Aim: What is the count of lines that hold the word "Cook"? Give only the number.

──────── Input records ────────

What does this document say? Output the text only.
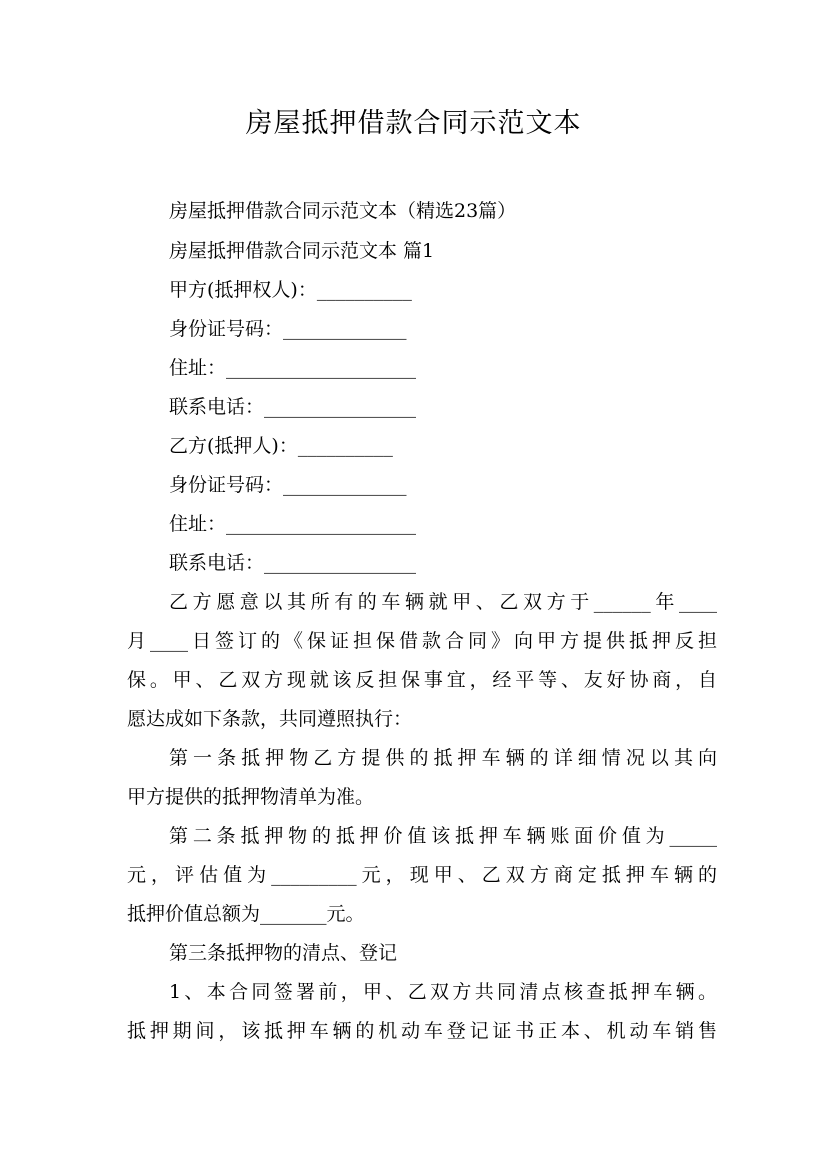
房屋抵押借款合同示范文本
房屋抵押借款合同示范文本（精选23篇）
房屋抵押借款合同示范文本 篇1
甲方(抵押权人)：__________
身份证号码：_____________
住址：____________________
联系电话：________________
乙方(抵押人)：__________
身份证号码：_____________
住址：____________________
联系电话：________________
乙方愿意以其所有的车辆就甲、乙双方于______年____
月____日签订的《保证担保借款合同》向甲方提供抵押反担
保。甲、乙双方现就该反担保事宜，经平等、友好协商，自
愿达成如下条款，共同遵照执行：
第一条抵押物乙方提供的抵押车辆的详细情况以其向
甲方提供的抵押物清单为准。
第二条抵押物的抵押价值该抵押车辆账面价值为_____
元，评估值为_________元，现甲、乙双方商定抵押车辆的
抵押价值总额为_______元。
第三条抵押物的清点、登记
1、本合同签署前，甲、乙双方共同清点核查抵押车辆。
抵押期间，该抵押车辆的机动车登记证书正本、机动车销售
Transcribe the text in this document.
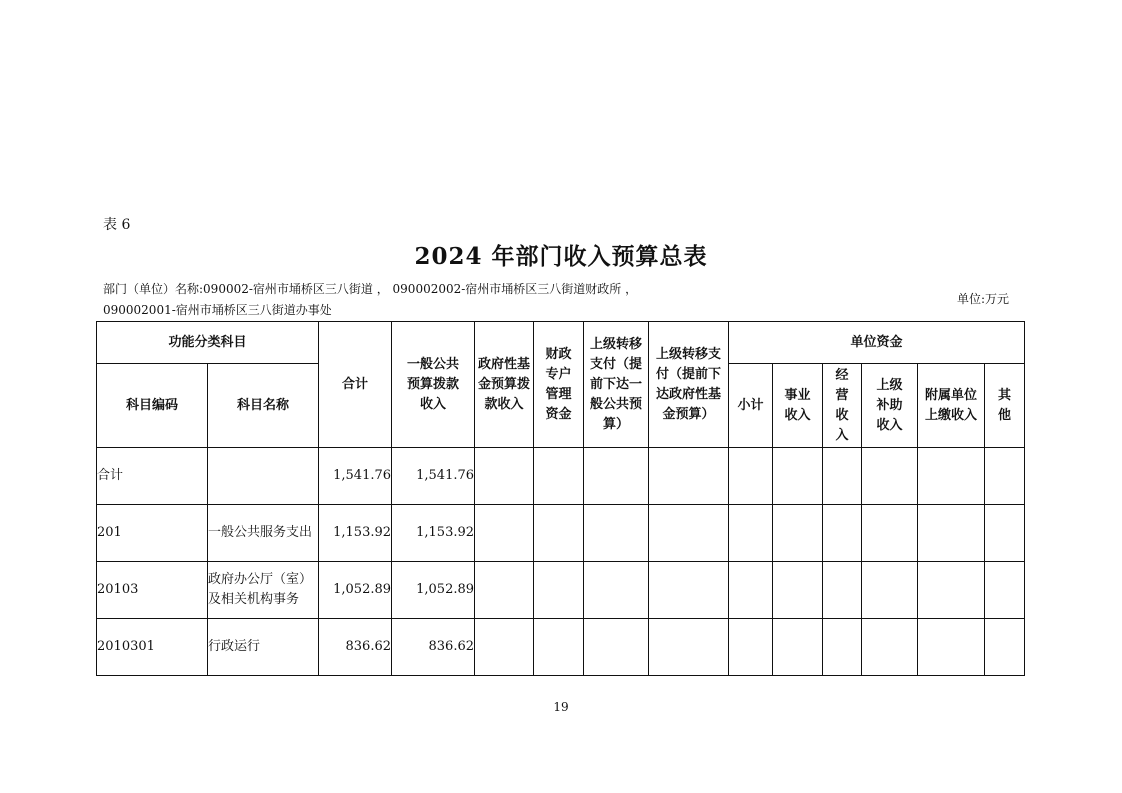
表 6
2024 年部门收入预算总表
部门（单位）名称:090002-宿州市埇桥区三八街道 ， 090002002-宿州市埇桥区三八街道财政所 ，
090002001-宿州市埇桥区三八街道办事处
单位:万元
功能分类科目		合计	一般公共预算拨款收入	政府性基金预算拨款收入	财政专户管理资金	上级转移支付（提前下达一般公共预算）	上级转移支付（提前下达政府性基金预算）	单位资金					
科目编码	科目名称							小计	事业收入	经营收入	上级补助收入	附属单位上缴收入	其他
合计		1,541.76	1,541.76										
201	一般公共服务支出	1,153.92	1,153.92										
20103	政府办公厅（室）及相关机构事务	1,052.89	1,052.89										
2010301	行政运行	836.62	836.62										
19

────────
──────── Input records ────────

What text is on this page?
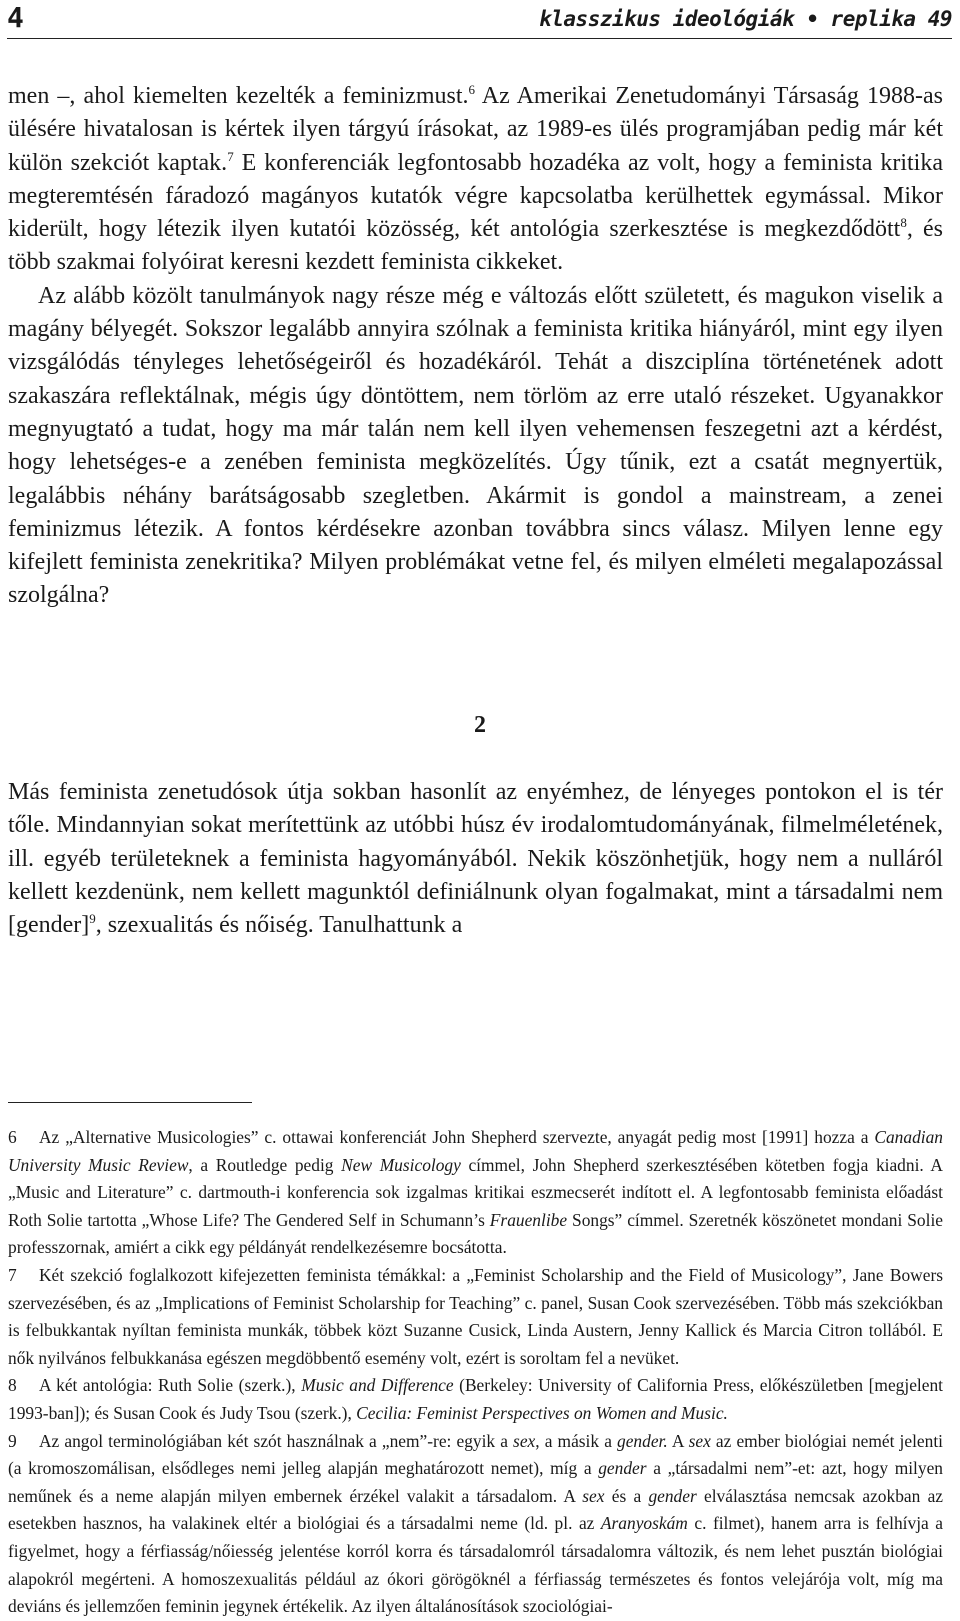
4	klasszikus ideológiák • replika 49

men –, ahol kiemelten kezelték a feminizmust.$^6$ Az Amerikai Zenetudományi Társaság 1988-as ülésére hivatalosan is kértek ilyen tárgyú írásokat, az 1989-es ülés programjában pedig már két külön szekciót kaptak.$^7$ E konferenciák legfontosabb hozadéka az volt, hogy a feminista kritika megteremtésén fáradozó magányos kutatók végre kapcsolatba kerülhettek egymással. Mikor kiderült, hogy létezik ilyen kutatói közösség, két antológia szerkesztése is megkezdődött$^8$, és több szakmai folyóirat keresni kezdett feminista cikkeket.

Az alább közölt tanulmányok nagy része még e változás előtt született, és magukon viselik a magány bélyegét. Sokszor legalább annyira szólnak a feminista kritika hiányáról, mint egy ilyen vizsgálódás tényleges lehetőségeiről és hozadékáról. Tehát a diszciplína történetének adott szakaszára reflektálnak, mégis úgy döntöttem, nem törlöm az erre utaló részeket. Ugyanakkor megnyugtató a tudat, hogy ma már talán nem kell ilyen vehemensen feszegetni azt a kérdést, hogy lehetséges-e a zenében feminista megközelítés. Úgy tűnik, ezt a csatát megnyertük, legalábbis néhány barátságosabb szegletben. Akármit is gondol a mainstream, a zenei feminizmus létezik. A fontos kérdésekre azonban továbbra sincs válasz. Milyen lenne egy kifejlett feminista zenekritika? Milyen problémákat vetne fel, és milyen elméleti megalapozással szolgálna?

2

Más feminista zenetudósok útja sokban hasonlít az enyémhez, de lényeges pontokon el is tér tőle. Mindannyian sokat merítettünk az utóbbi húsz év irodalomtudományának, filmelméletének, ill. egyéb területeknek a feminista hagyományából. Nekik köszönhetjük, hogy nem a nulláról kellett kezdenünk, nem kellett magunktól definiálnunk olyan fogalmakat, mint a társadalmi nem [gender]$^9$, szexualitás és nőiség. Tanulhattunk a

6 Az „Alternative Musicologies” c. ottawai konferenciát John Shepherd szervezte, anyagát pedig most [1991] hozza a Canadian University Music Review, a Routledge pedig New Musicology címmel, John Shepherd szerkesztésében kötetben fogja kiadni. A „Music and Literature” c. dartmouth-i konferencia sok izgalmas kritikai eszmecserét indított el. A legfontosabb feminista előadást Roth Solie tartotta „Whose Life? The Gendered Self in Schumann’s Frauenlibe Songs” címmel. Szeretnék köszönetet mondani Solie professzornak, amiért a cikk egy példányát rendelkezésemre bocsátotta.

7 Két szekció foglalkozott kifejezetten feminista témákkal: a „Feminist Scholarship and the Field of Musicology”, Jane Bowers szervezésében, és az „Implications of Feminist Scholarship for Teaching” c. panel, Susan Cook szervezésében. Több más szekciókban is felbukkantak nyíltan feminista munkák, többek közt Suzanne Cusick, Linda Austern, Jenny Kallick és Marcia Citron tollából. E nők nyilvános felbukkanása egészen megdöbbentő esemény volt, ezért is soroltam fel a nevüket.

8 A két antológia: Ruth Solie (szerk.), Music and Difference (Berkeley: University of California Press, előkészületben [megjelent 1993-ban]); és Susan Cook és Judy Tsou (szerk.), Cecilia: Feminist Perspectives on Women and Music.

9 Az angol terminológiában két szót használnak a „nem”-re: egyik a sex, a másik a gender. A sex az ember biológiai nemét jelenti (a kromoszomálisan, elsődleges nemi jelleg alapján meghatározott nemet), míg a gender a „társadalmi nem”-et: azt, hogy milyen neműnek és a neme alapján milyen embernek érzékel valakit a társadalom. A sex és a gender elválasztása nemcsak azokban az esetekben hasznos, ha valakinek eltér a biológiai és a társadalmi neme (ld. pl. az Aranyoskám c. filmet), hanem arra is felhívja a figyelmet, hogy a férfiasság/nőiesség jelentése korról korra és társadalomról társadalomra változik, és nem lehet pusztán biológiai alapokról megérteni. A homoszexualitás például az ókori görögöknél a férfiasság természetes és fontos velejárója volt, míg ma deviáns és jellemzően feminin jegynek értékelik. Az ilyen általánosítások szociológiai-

────────

Solution to this exercise: 2